+++ Supplied records +++

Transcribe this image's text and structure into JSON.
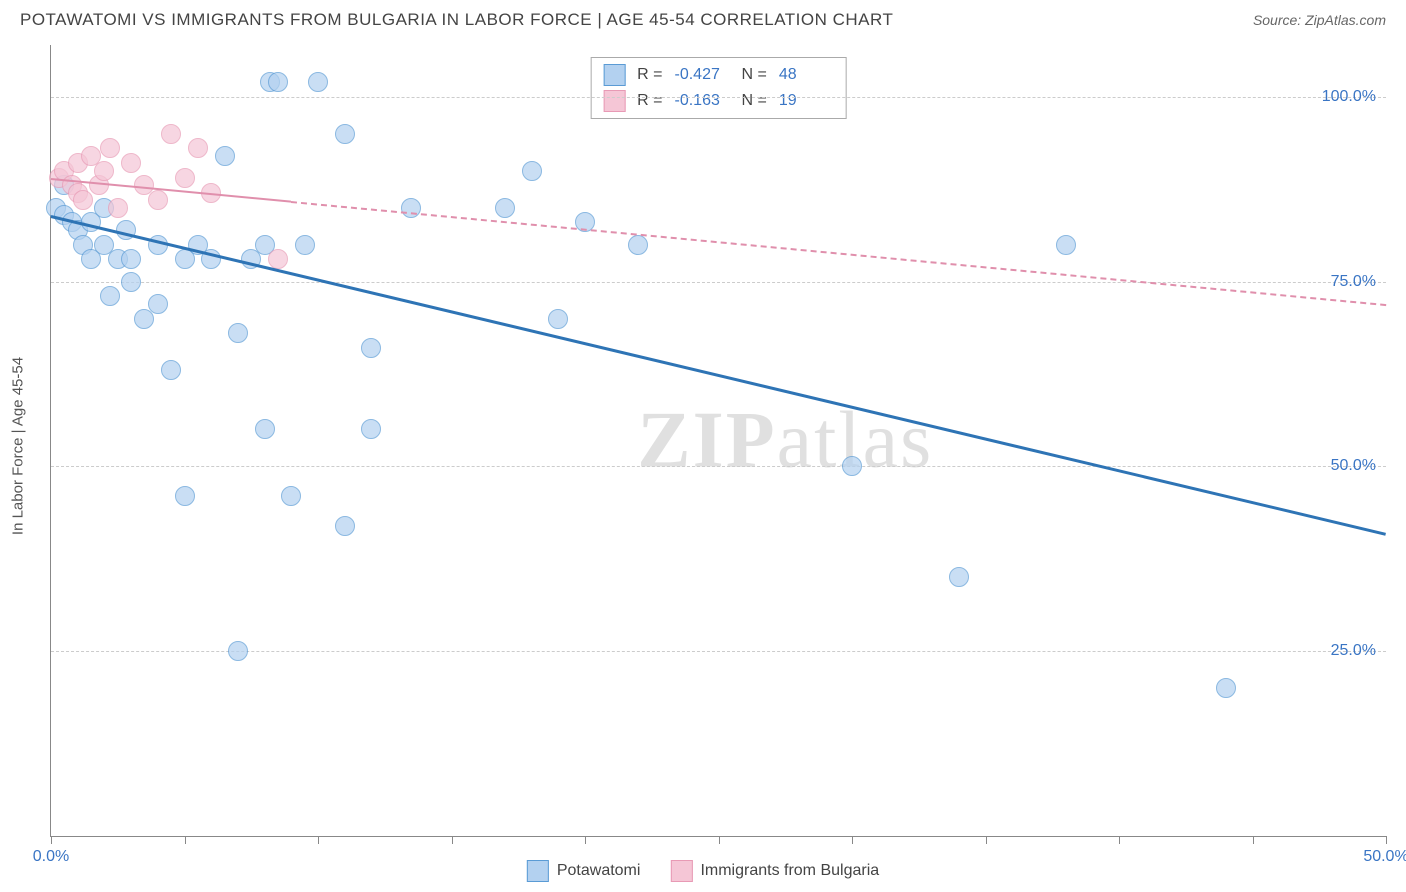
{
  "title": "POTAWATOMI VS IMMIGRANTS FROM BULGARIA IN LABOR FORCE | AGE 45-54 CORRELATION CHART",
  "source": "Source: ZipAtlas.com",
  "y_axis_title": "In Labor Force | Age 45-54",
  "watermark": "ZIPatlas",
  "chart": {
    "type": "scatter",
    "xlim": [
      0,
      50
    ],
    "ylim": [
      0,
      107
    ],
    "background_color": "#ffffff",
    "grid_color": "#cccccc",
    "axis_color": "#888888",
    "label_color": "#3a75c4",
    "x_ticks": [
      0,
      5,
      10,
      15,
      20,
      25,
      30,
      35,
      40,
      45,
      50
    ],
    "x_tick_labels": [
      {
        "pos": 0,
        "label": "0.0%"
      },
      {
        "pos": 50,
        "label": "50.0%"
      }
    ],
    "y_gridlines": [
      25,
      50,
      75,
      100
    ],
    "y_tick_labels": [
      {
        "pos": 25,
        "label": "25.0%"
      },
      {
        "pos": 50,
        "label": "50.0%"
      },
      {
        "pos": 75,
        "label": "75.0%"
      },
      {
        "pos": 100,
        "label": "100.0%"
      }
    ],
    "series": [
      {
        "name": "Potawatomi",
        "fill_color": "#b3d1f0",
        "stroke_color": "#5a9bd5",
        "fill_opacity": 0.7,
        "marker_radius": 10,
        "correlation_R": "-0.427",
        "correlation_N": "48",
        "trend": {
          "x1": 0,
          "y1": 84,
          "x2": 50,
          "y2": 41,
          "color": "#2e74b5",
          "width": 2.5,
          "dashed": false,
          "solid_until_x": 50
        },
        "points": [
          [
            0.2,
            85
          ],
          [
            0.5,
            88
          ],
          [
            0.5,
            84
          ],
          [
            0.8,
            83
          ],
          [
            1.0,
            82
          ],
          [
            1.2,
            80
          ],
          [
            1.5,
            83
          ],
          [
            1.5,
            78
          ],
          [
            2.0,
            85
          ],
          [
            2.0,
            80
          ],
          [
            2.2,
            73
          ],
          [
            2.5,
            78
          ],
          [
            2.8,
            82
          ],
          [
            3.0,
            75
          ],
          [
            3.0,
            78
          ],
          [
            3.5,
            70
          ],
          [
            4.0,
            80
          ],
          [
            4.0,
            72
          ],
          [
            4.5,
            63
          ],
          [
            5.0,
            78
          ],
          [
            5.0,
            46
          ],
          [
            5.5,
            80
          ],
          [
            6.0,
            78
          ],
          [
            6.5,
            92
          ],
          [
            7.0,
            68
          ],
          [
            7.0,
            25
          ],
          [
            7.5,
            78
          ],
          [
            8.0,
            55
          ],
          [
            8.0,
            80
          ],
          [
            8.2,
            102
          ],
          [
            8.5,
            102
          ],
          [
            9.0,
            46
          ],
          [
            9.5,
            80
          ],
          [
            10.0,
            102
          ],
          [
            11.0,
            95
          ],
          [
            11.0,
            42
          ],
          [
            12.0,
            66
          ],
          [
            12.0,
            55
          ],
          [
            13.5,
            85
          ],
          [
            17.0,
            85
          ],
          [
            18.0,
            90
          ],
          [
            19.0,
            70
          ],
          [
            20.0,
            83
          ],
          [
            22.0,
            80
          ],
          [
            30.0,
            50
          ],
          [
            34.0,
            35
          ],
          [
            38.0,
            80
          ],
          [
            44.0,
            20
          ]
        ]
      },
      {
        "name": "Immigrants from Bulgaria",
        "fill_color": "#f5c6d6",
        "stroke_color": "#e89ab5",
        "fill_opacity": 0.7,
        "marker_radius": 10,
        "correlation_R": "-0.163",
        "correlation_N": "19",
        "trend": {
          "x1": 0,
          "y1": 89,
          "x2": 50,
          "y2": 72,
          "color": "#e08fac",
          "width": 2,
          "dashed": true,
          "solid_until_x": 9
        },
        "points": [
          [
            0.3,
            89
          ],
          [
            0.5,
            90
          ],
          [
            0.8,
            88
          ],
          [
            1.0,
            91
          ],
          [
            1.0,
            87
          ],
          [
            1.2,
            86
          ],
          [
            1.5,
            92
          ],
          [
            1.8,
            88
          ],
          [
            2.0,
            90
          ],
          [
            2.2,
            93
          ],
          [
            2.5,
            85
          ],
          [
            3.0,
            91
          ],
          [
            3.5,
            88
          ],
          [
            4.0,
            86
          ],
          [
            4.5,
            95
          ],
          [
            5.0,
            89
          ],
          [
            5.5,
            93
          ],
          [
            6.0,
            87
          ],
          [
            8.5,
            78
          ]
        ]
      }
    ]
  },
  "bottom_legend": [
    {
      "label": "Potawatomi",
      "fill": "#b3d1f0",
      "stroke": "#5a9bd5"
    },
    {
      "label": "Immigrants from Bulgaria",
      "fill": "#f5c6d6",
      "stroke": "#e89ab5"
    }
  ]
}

+++
+++ Supplied records +++

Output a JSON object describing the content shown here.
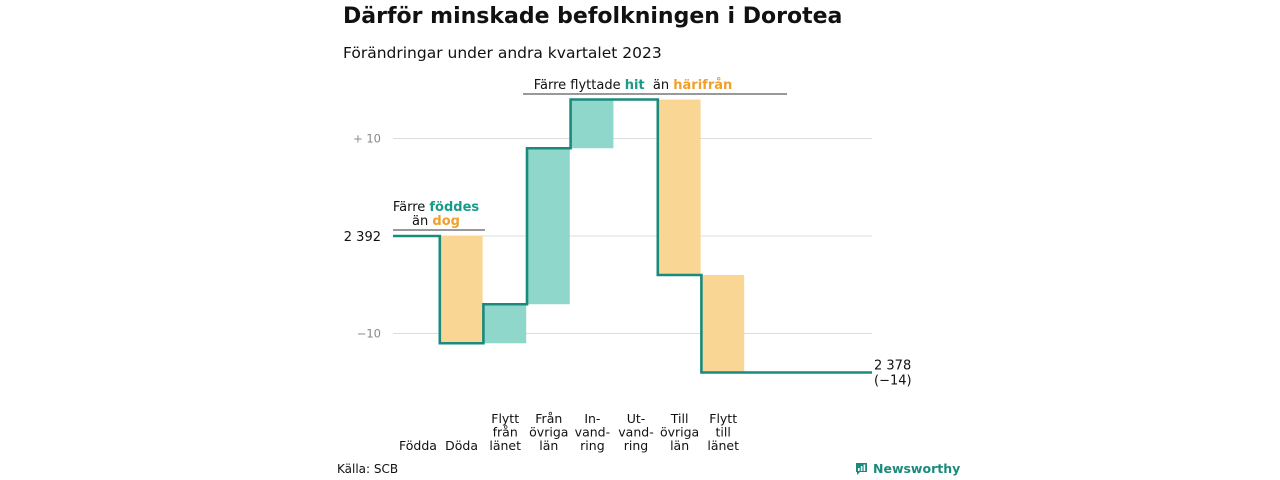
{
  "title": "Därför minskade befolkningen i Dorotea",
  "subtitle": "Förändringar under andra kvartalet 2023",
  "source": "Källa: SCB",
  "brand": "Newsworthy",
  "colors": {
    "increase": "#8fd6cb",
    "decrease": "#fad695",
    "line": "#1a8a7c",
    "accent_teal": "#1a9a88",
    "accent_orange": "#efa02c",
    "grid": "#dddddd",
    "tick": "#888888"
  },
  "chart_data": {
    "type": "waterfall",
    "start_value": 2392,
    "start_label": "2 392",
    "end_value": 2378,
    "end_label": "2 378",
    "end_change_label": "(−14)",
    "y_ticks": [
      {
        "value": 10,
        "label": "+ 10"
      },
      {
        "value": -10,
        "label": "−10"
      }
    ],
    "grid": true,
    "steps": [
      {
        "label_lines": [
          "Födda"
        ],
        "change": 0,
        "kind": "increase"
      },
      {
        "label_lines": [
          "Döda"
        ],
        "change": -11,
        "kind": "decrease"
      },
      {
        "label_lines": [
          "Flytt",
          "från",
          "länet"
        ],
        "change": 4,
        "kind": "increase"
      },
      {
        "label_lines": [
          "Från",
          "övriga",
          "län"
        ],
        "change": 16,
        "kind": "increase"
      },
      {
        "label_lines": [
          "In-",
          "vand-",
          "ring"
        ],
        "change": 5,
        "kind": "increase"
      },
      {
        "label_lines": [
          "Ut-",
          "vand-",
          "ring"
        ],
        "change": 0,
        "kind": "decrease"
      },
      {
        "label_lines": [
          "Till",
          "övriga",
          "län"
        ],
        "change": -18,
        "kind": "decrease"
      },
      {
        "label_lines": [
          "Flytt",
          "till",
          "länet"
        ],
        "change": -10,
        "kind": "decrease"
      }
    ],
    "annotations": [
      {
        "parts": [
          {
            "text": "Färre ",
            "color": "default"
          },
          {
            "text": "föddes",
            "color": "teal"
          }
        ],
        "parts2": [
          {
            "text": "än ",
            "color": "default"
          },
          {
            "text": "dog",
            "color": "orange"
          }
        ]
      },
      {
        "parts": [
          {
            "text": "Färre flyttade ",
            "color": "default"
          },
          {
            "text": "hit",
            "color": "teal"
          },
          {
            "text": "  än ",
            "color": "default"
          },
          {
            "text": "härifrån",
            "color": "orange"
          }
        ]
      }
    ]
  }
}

+++

What the exercise asks: Within the material above, find the lines that contain the word "text"; copy them.

The result:
Transcribe this image's text and structure into JSON.
            "text": "Färre ",
            "text": "föddes",
            "text": "än ",
            "text": "dog",
            "text": "Färre flyttade ",
            "text": "hit",
            "text": "  än ",
            "text": "härifrån",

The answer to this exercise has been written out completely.